Provided records>
<<<<

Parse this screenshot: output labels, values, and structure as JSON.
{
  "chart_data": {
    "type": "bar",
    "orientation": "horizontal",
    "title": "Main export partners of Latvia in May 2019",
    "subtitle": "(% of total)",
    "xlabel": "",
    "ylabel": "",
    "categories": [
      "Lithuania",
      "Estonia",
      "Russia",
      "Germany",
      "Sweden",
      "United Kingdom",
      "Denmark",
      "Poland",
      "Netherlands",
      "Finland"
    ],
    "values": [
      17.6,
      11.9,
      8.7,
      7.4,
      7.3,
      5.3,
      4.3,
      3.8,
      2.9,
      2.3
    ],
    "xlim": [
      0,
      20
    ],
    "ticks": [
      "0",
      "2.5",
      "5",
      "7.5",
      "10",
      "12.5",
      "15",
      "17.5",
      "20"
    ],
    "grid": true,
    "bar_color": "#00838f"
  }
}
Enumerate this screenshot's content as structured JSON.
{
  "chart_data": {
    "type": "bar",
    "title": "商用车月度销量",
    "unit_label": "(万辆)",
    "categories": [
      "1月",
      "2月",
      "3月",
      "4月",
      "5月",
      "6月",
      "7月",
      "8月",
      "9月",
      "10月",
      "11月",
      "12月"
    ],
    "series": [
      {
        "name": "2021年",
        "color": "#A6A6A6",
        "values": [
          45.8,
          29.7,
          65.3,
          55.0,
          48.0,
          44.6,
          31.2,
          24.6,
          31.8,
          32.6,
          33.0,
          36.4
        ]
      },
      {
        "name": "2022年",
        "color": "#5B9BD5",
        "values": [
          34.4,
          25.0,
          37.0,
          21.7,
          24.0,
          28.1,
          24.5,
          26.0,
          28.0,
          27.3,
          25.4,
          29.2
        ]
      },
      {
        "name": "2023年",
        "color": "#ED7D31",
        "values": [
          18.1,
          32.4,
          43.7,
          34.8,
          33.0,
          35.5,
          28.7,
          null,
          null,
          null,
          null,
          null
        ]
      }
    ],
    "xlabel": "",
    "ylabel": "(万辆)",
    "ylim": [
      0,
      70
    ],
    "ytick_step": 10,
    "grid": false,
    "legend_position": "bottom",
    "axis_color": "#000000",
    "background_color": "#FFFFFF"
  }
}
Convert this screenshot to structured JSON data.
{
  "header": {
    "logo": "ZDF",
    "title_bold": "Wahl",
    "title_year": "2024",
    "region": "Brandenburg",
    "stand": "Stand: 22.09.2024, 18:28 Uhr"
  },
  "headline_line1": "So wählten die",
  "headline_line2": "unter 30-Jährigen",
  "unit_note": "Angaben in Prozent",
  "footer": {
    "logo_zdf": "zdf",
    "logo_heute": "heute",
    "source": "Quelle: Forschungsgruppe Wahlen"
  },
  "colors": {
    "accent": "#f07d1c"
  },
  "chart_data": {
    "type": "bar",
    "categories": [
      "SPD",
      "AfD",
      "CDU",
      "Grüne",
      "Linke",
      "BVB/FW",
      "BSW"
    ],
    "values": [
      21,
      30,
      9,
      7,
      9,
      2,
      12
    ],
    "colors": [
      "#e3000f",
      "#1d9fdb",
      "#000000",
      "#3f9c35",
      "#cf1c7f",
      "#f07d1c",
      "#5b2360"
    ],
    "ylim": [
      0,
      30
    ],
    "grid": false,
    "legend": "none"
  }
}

>>>>

Task instructions> Exact copies of all the records are required.

Solution>
Parse this screenshot: output labels, values, and structure as JSON.
{
  "chart_data": {
    "type": "bar",
    "orientation": "horizontal",
    "title": "Main export partners of Latvia in May 2019",
    "subtitle": "(% of total)",
    "xlabel": "",
    "ylabel": "",
    "categories": [
      "Lithuania",
      "Estonia",
      "Russia",
      "Germany",
      "Sweden",
      "United Kingdom",
      "Denmark",
      "Poland",
      "Netherlands",
      "Finland"
    ],
    "values": [
      17.6,
      11.9,
      8.7,
      7.4,
      7.3,
      5.3,
      4.3,
      3.8,
      2.9,
      2.3
    ],
    "xlim": [
      0,
      20
    ],
    "ticks": [
      "0",
      "2.5",
      "5",
      "7.5",
      "10",
      "12.5",
      "15",
      "17.5",
      "20"
    ],
    "grid": true,
    "bar_color": "#00838f"
  }
}
Enumerate this screenshot's content as structured JSON.
{
  "chart_data": {
    "type": "bar",
    "title": "商用车月度销量",
    "unit_label": "(万辆)",
    "categories": [
      "1月",
      "2月",
      "3月",
      "4月",
      "5月",
      "6月",
      "7月",
      "8月",
      "9月",
      "10月",
      "11月",
      "12月"
    ],
    "series": [
      {
        "name": "2021年",
        "color": "#A6A6A6",
        "values": [
          45.8,
          29.7,
          65.3,
          55.0,
          48.0,
          44.6,
          31.2,
          24.6,
          31.8,
          32.6,
          33.0,
          36.4
        ]
      },
      {
        "name": "2022年",
        "color": "#5B9BD5",
        "values": [
          34.4,
          25.0,
          37.0,
          21.7,
          24.0,
          28.1,
          24.5,
          26.0,
          28.0,
          27.3,
          25.4,
          29.2
        ]
      },
      {
        "name": "2023年",
        "color": "#ED7D31",
        "values": [
          18.1,
          32.4,
          43.7,
          34.8,
          33.0,
          35.5,
          28.7,
          null,
          null,
          null,
          null,
          null
        ]
      }
    ],
    "xlabel": "",
    "ylabel": "(万辆)",
    "ylim": [
      0,
      70
    ],
    "ytick_step": 10,
    "grid": false,
    "legend_position": "bottom",
    "axis_color": "#000000",
    "background_color": "#FFFFFF"
  }
}
Convert this screenshot to structured JSON data.
{
  "header": {
    "logo": "ZDF",
    "title_bold": "Wahl",
    "title_year": "2024",
    "region": "Brandenburg",
    "stand": "Stand: 22.09.2024, 18:28 Uhr"
  },
  "headline_line1": "So wählten die",
  "headline_line2": "unter 30-Jährigen",
  "unit_note": "Angaben in Prozent",
  "footer": {
    "logo_zdf": "zdf",
    "logo_heute": "heute",
    "source": "Quelle: Forschungsgruppe Wahlen"
  },
  "colors": {
    "accent": "#f07d1c"
  },
  "chart_data": {
    "type": "bar",
    "categories": [
      "SPD",
      "AfD",
      "CDU",
      "Grüne",
      "Linke",
      "BVB/FW",
      "BSW"
    ],
    "values": [
      21,
      30,
      9,
      7,
      9,
      2,
      12
    ],
    "colors": [
      "#e3000f",
      "#1d9fdb",
      "#000000",
      "#3f9c35",
      "#cf1c7f",
      "#f07d1c",
      "#5b2360"
    ],
    "ylim": [
      0,
      30
    ],
    "grid": false,
    "legend": "none"
  }
}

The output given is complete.